*Your goal*.
Copy the records below word for word, leaving out the pictures.

════════════════

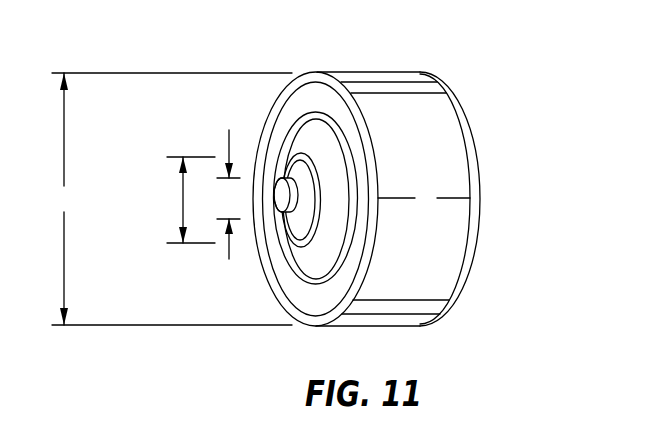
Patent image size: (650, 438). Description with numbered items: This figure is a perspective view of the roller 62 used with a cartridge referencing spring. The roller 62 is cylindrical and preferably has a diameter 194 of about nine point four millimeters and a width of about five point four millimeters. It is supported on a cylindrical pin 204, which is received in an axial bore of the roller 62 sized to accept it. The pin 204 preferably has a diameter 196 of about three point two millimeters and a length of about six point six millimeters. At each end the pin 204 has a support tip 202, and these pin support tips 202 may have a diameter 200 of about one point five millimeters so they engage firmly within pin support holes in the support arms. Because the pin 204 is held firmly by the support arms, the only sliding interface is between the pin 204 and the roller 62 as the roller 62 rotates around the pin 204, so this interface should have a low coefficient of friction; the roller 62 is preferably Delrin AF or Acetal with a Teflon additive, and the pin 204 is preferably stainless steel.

The roller 62 is at (391, 46).
The diameter 194 is at (169, 199).
The diameter 196 is at (182, 199).
The diameter 200 is at (229, 259).
The support tip 202 is at (299, 191).
The cylindrical pin 204 is at (299, 225).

════════════════

*Solution*.
Patent image size: (650, 438). Description with numbered items: This figure is a perspective view of the roller 62 used with a cartridge referencing spring. The roller 62 is cylindrical and preferably has a diameter 194 of about nine point four millimeters and a width of about five point four millimeters. It is supported on a cylindrical pin 204, which is received in an axial bore of the roller 62 sized to accept it. The pin 204 preferably has a diameter 196 of about three point two millimeters and a length of about six point six millimeters. At each end the pin 204 has a support tip 202, and these pin support tips 202 may have a diameter 200 of about one point five millimeters so they engage firmly within pin support holes in the support arms. Because the pin 204 is held firmly by the support arms, the only sliding interface is between the pin 204 and the roller 62 as the roller 62 rotates around the pin 204, so this interface should have a low coefficient of friction; the roller 62 is preferably Delrin AF or Acetal with a Teflon additive, and the pin 204 is preferably stainless steel.

The roller 62 is at (391, 46).
The diameter 194 is at (169, 199).
The diameter 196 is at (182, 199).
The diameter 200 is at (229, 259).
The support tip 202 is at (299, 191).
The cylindrical pin 204 is at (299, 225).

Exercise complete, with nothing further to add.